──────── Entries shown ────────
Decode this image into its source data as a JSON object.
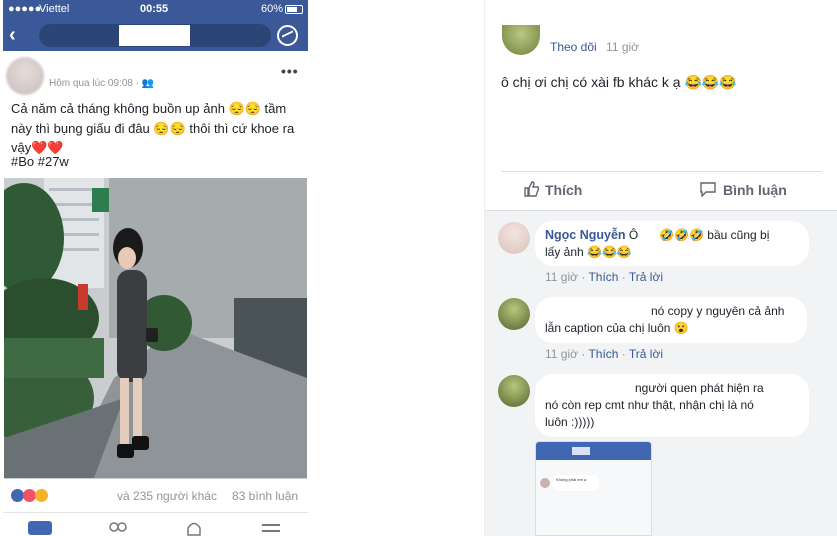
{
  "left_post": {
    "status_bar": {
      "carrier": "Viettel",
      "time": "00:55",
      "battery": "60%"
    },
    "post_time": "Hôm qua lúc 09:08 · 👥",
    "menu_icon": "•••",
    "text": "Cả năm cả tháng không buồn up ảnh 😔😔 tầm này thì bụng giấu đi đâu 😔😔 thôi thì cứ khoe ra vậy❤️❤️",
    "tags": "#Bo #27w",
    "reactions_text": "và 235 người khác",
    "comments_count": "83 bình luận"
  },
  "right_thread": {
    "follow_label": "Theo dõi",
    "follow_time": "11 giờ",
    "post_text": "ô chị ơi chị có xài fb khác k ạ 😂😂😂",
    "like_label": "Thích",
    "comment_label": "Bình luận",
    "comments": [
      {
        "name": "Ngọc Nguyễn",
        "text_line1": "Ô ⠀⠀🤣🤣🤣 bầu cũng bị",
        "text_line2": "lấy ảnh 😂😂😂",
        "time": "11 giờ",
        "like": "Thích",
        "reply": "Trả lời"
      },
      {
        "text_line1": "nó copy y nguyên cả ảnh",
        "text_line2": "lẫn caption của chị luôn 😮",
        "time": "11 giờ",
        "like": "Thích",
        "reply": "Trả lời"
      },
      {
        "text_line1": "người quen phát hiện ra",
        "text_line2": "nó còn rep cmt như thật, nhận chị là nó",
        "text_line3": "luôn :)))))"
      }
    ],
    "attachment": {
      "comment_text": "Không phải em ạ"
    }
  },
  "colors": {
    "facebook_blue": "#3b5998",
    "link_blue": "#385898",
    "comment_bg": "#f2f3f5"
  },
  "icons": {
    "messenger": "messenger-icon",
    "back": "back-chevron-icon",
    "like": "thumbs-up-icon",
    "comment": "speech-bubble-icon"
  }
}
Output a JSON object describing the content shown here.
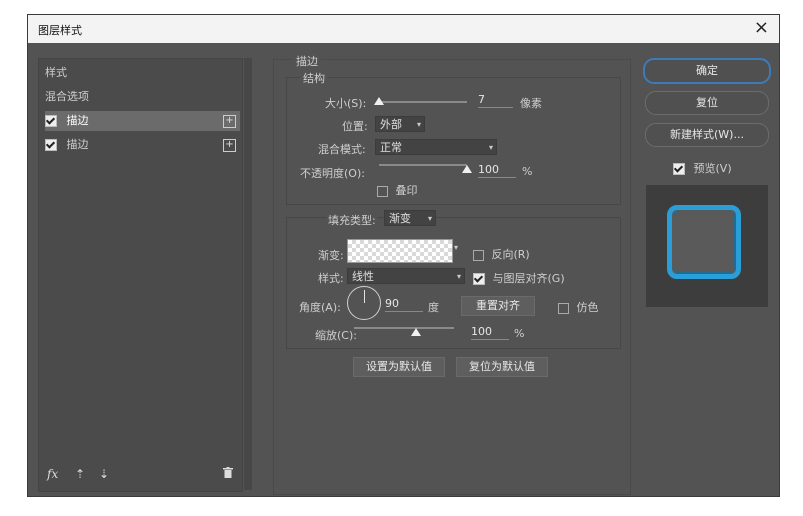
{
  "window": {
    "title": "图层样式",
    "close_glyph": "×"
  },
  "left_panel": {
    "items": [
      {
        "label": "样式"
      },
      {
        "label": "混合选项"
      },
      {
        "label": "描边",
        "checked": true,
        "selected": true
      },
      {
        "label": "描边",
        "checked": true,
        "selected": false
      }
    ],
    "footer": {
      "fx": "fx",
      "up": "⇡",
      "down": "⇣",
      "trash": "🗑"
    }
  },
  "stroke": {
    "section_title": "描边",
    "structure_title": "结构",
    "size_label": "大小(S):",
    "size_value": "7",
    "size_unit": "像素",
    "size_fraction": 0.0,
    "position_label": "位置:",
    "position_value": "外部",
    "blend_label": "混合模式:",
    "blend_value": "正常",
    "opacity_label": "不透明度(O):",
    "opacity_value": "100",
    "opacity_unit": "%",
    "opacity_fraction": 1.0,
    "overprint_label": "叠印"
  },
  "fill": {
    "type_label": "填充类型:",
    "type_value": "渐变",
    "gradient_label": "渐变:",
    "reverse_label": "反向(R)",
    "style_label": "样式:",
    "style_value": "线性",
    "align_label": "与图层对齐(G)",
    "angle_label": "角度(A):",
    "angle_value": "90",
    "angle_unit": "度",
    "reset_align_button": "重置对齐",
    "dither_label": "仿色",
    "scale_label": "缩放(C):",
    "scale_value": "100",
    "scale_unit": "%",
    "scale_fraction": 0.5
  },
  "defaults": {
    "set_default": "设置为默认值",
    "reset_default": "复位为默认值"
  },
  "right": {
    "ok": "确定",
    "reset": "复位",
    "new_style": "新建样式(W)...",
    "preview_label": "预览(V)"
  },
  "colors": {
    "accent": "#2a9ed6",
    "dialog_bg": "#535353"
  }
}
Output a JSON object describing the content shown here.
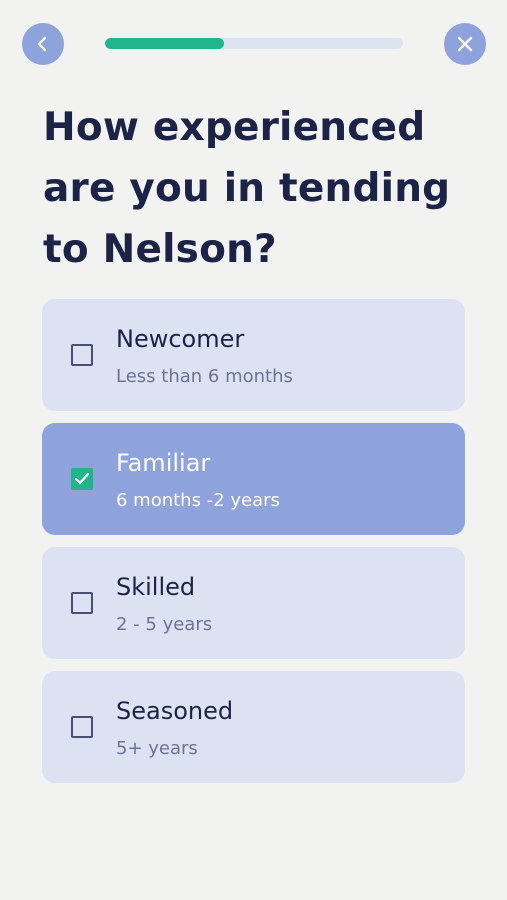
{
  "header": {
    "back_icon": "chevron-left-icon",
    "close_icon": "close-icon",
    "progress": 0.4,
    "colors": {
      "button": "#8ea3dc",
      "progress_fill": "#20b58d",
      "progress_track": "#dde3f0"
    }
  },
  "question": {
    "title": "How experienced are you in tending to Nelson?"
  },
  "options": [
    {
      "label": "Newcomer",
      "sublabel": "Less than 6 months",
      "selected": false
    },
    {
      "label": "Familiar",
      "sublabel": "6 months -2 years",
      "selected": true
    },
    {
      "label": "Skilled",
      "sublabel": "2 - 5 years",
      "selected": false
    },
    {
      "label": "Seasoned",
      "sublabel": "5+ years",
      "selected": false
    }
  ],
  "colors": {
    "background": "#f2f2f0",
    "card": "#dde2f3",
    "card_selected": "#8ea3dc",
    "check_selected": "#22b58b",
    "text_primary": "#1b2347"
  }
}
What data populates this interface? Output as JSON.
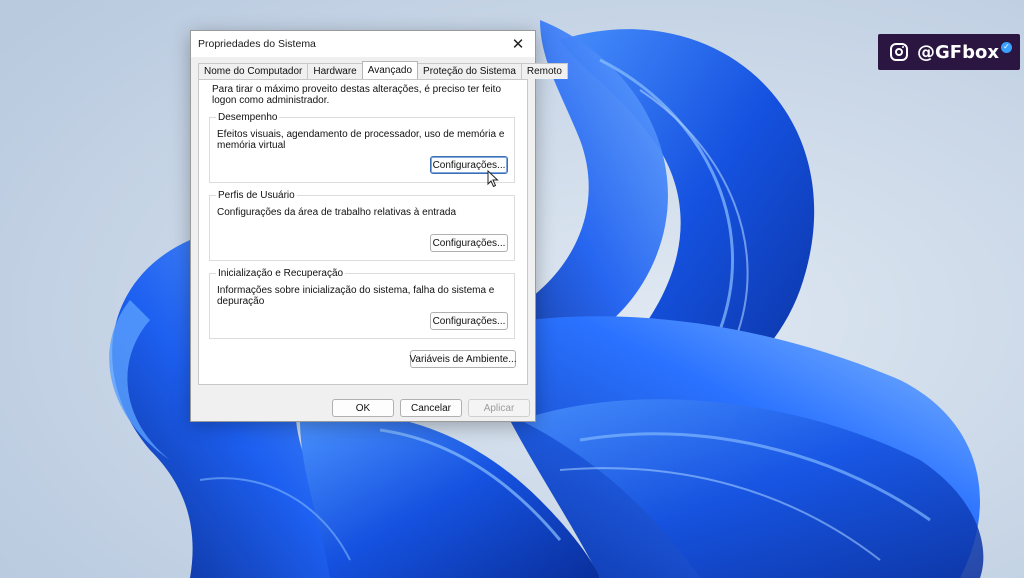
{
  "dialog": {
    "title": "Propriedades do Sistema",
    "close_glyph": "✕",
    "tabs": [
      {
        "label": "Nome do Computador",
        "active": false
      },
      {
        "label": "Hardware",
        "active": false
      },
      {
        "label": "Avançado",
        "active": true
      },
      {
        "label": "Proteção do Sistema",
        "active": false
      },
      {
        "label": "Remoto",
        "active": false
      }
    ],
    "admin_note": "Para tirar o máximo proveito destas alterações, é preciso ter feito logon como administrador.",
    "groups": [
      {
        "legend": "Desempenho",
        "description": "Efeitos visuais, agendamento de processador, uso de memória e memória virtual",
        "button": "Configurações..."
      },
      {
        "legend": "Perfis de Usuário",
        "description": "Configurações da área de trabalho relativas à entrada",
        "button": "Configurações..."
      },
      {
        "legend": "Inicialização e Recuperação",
        "description": "Informações sobre inicialização do sistema, falha do sistema e depuração",
        "button": "Configurações..."
      }
    ],
    "env_button": "Variáveis de Ambiente...",
    "footer": {
      "ok": "OK",
      "cancel": "Cancelar",
      "apply": "Aplicar",
      "apply_enabled": false
    }
  },
  "badge": {
    "icon": "instagram-icon",
    "handle": "@GFbox",
    "verified_icon": "verified-check-icon",
    "background": "#2a1640"
  },
  "colors": {
    "wallpaper_bg": "#c9d7e6",
    "bloom_blue": "#1f5fe0",
    "focus_blue": "#3a6fb5"
  }
}
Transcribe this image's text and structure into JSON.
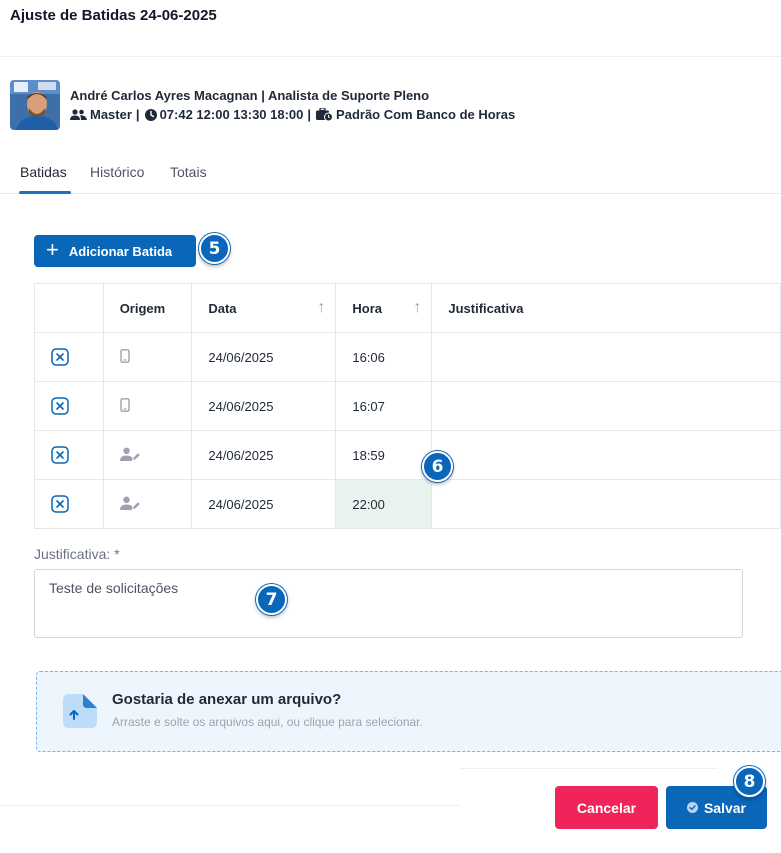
{
  "dialog": {
    "title": "Ajuste de Batidas 24-06-2025"
  },
  "employee": {
    "name_role": "André Carlos Ayres Macagnan | Analista de Suporte Pleno",
    "group": "Master",
    "schedule": "07:42 12:00 13:30 18:00",
    "hours_policy": "Padrão Com Banco de Horas",
    "separator": "|"
  },
  "tabs": [
    {
      "label": "Batidas",
      "active": true
    },
    {
      "label": "Histórico",
      "active": false
    },
    {
      "label": "Totais",
      "active": false
    }
  ],
  "add_button": {
    "label": "Adicionar Batida",
    "plus": "+"
  },
  "table": {
    "headers": {
      "origin": "Origem",
      "date": "Data",
      "time": "Hora",
      "justification": "Justificativa"
    },
    "sort_glyph": "↑",
    "rows": [
      {
        "origin_icon": "mobile-phone-icon",
        "date": "24/06/2025",
        "time": "16:06",
        "justification": ""
      },
      {
        "origin_icon": "mobile-phone-icon",
        "date": "24/06/2025",
        "time": "16:07",
        "justification": ""
      },
      {
        "origin_icon": "user-edit-icon",
        "date": "24/06/2025",
        "time": "18:59",
        "justification": ""
      },
      {
        "origin_icon": "user-edit-icon",
        "date": "24/06/2025",
        "time": "22:00",
        "justification": ""
      }
    ]
  },
  "justification": {
    "label": "Justificativa: *",
    "value": "Teste de solicitações"
  },
  "upload": {
    "title": "Gostaria de anexar um arquivo?",
    "subtitle": "Arraste e solte os arquivos aqui, ou clique para selecionar."
  },
  "buttons": {
    "cancel": "Cancelar",
    "save": "Salvar"
  },
  "steps": {
    "s5": "5",
    "s6": "6",
    "s7": "7",
    "s8": "8"
  },
  "colors": {
    "primary": "#0a66b8",
    "danger": "#f0245b",
    "highlight": "#eaf4ee"
  }
}
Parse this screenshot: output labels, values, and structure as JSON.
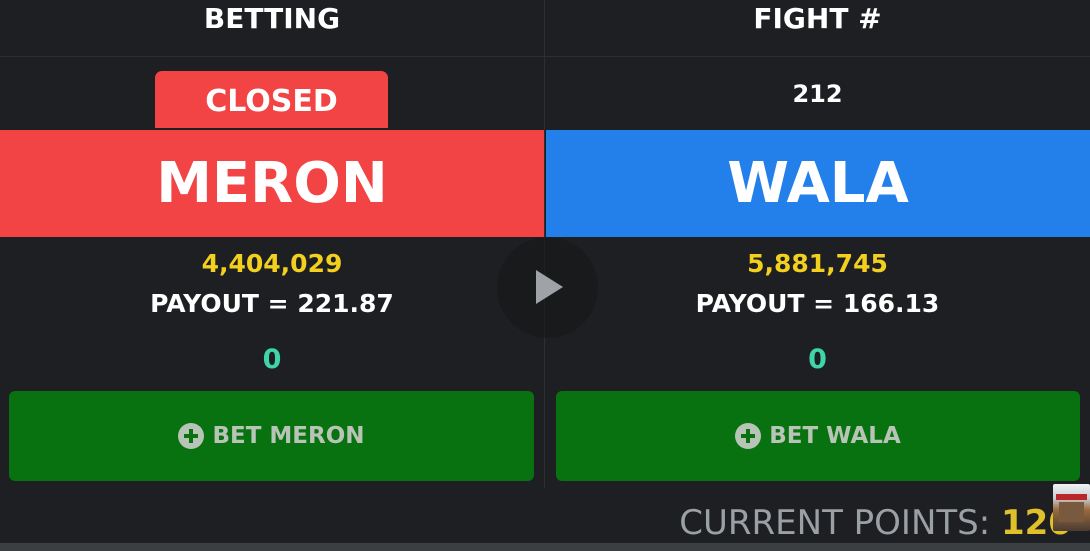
{
  "header": {
    "betting_label": "BETTING",
    "fight_label": "FIGHT #"
  },
  "status": {
    "betting_status": "CLOSED",
    "fight_number": "212"
  },
  "meron": {
    "name": "MERON",
    "total": "4,404,029",
    "payout": "PAYOUT = 221.87",
    "my_bet": "0",
    "button_label": "BET MERON",
    "color": "#f24444"
  },
  "wala": {
    "name": "WALA",
    "total": "5,881,745",
    "payout": "PAYOUT = 166.13",
    "my_bet": "0",
    "button_label": "BET WALA",
    "color": "#2380ea"
  },
  "footer": {
    "points_label": "CURRENT POINTS: ",
    "points_value": "120"
  },
  "icons": {
    "bet_icon": "plus-circle-icon",
    "play_icon": "play-icon"
  },
  "colors": {
    "total_text": "#f2d01d",
    "my_bet_text": "#3ed6a8",
    "bet_button": "#07720f"
  }
}
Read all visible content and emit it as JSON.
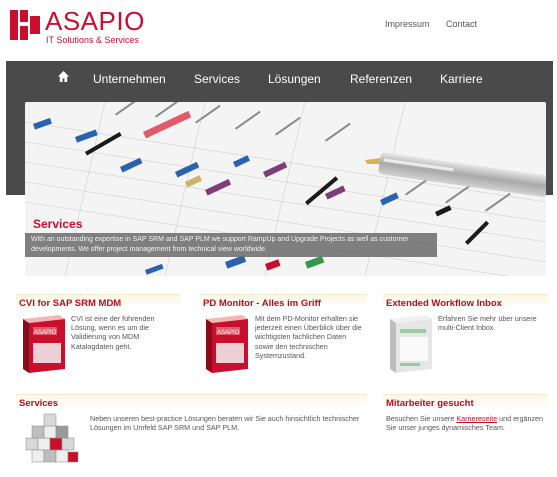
{
  "header": {
    "logo_name": "ASAPIO",
    "logo_sub": "IT Solutions & Services",
    "links": [
      "Impressum",
      "Contact"
    ]
  },
  "nav": {
    "home_icon": "home-icon",
    "items": [
      "Unternehmen",
      "Services",
      "Lösungen",
      "Referenzen",
      "Karriere"
    ]
  },
  "banner": {
    "title": "Services",
    "text": "With an outstanding expertise in SAP SRM and SAP PLM we support RampUp and Upgrade Projects as well as customer developments. We offer project management from technical view worldwide."
  },
  "features": [
    {
      "title": "CVI for SAP SRM MDM",
      "text": "CVI ist eine der führenden Lösung, wenn es um die Validierung von MDM Katalogdaten geht."
    },
    {
      "title": "PD Monitor - Alles im Griff",
      "text": "Mit dem PD-Monitor erhalten sie jederzeit einen Überblick über die wichtigsten fachlichen Daten sowie den technischen Systemzustand."
    },
    {
      "title": "Extended Workflow Inbox",
      "text": "Erfahren Sie mehr über unsere multi-Client Inbox."
    },
    {
      "title": "Services",
      "text": "Neben unseren best-practice Lösungen beraten wir Sie auch hinsichtlich technischer Lösungen im Umfeld SAP SRM und SAP PLM."
    },
    {
      "title": "Mitarbeiter gesucht",
      "text_before": "Besuchen Sie unsere ",
      "link": "Karriereseite",
      "text_after": " und ergänzen Sie unser junges dynamisches Team."
    }
  ],
  "colors": {
    "brand_red": "#c8102e",
    "nav_gray": "#4a4a4a"
  }
}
────────
**To be done:** Track down all lines above with the string "Batidas" and copy them.

**Expected answer:**
    "title": "Ajuste de Batidas 24-06-2025"
      "label": "Batidas",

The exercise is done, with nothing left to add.